--- BEGIN Source data ---
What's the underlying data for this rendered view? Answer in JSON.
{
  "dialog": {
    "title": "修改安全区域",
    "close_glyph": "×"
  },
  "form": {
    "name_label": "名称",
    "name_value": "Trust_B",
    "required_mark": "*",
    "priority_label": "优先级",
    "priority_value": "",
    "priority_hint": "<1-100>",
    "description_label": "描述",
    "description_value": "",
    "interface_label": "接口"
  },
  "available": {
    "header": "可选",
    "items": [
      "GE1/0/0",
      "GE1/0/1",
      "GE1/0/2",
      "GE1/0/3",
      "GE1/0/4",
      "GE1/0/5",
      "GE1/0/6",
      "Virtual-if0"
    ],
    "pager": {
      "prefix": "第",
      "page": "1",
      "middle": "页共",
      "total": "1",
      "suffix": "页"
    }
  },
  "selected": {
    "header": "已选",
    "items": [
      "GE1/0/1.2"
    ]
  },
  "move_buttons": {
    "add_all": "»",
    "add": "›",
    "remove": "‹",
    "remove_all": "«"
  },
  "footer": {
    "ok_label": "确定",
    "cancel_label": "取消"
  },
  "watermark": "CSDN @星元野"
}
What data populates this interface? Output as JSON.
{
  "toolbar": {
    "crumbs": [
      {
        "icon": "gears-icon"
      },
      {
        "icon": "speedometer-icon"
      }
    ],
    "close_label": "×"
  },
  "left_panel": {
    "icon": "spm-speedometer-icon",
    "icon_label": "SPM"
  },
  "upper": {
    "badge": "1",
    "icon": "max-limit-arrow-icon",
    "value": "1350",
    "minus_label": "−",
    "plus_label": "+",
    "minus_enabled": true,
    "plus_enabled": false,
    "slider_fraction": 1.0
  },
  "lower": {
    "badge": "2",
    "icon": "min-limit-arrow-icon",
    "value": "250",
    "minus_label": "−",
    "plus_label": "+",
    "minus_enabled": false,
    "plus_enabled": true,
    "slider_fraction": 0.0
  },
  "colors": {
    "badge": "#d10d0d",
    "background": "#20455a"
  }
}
--- END Source data ---
*Exercise brief*:
Look through the records and gather each line with the word "false".

*Answer*:
    "plus_enabled": false,
    "minus_enabled": false,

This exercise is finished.